### GOAL
Copy every entry word for word. Skip the pictures.

..............................

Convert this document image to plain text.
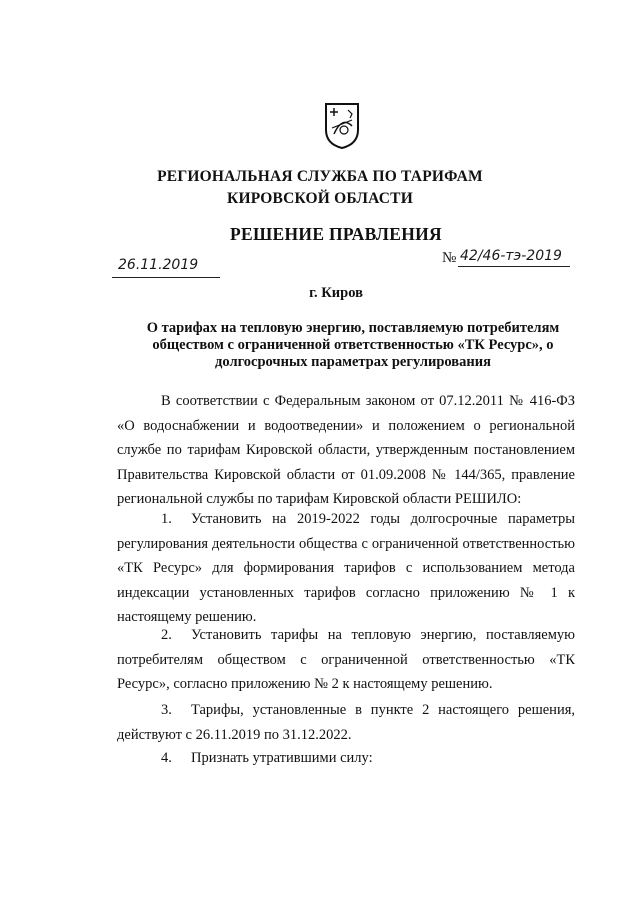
РЕГИОНАЛЬНАЯ СЛУЖБА ПО ТАРИФАМ
КИРОВСКОЙ ОБЛАСТИ
РЕШЕНИЕ ПРАВЛЕНИЯ
26.11.2019	№ 42/46-тэ-2019
г. Киров
О тарифах на тепловую энергию, поставляемую потребителям
обществом с ограниченной ответственностью «ТК Ресурс», о
долгосрочных параметрах регулирования

В соответствии с Федеральным законом от 07.12.2011 № 416-ФЗ «О водоснабжении и водоотведении» и положением о региональной службе по тарифам Кировской области, утвержденным постановлением Правительства Кировской области от 01.09.2008 № 144/365, правление региональной службы по тарифам Кировской области РЕШИЛО:

1. Установить на 2019-2022 годы долгосрочные параметры регулирования деятельности общества с ограниченной ответственностью «ТК Ресурс» для формирования тарифов с использованием метода индексации установленных тарифов согласно приложению № 1 к настоящему решению.

2. Установить тарифы на тепловую энергию, поставляемую потребителям обществом с ограниченной ответственностью «ТК Ресурс», согласно приложению № 2 к настоящему решению.

3. Тарифы, установленные в пункте 2 настоящего решения, действуют с 26.11.2019 по 31.12.2022.

4. Признать утратившими силу:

..............................

### EXERCISE SOLUTION
Convert this document image to plain text.
РЕГИОНАЛЬНАЯ СЛУЖБА ПО ТАРИФАМ
КИРОВСКОЙ ОБЛАСТИ
РЕШЕНИЕ ПРАВЛЕНИЯ
26.11.2019	№ 42/46-тэ-2019
г. Киров
О тарифах на тепловую энергию, поставляемую потребителям
обществом с ограниченной ответственностью «ТК Ресурс», о
долгосрочных параметрах регулирования

В соответствии с Федеральным законом от 07.12.2011 № 416-ФЗ «О водоснабжении и водоотведении» и положением о региональной службе по тарифам Кировской области, утвержденным постановлением Правительства Кировской области от 01.09.2008 № 144/365, правление региональной службы по тарифам Кировской области РЕШИЛО:

1. Установить на 2019-2022 годы долгосрочные параметры регулирования деятельности общества с ограниченной ответственностью «ТК Ресурс» для формирования тарифов с использованием метода индексации установленных тарифов согласно приложению № 1 к настоящему решению.

2. Установить тарифы на тепловую энергию, поставляемую потребителям обществом с ограниченной ответственностью «ТК Ресурс», согласно приложению № 2 к настоящему решению.

3. Тарифы, установленные в пункте 2 настоящего решения, действуют с 26.11.2019 по 31.12.2022.

4. Признать утратившими силу:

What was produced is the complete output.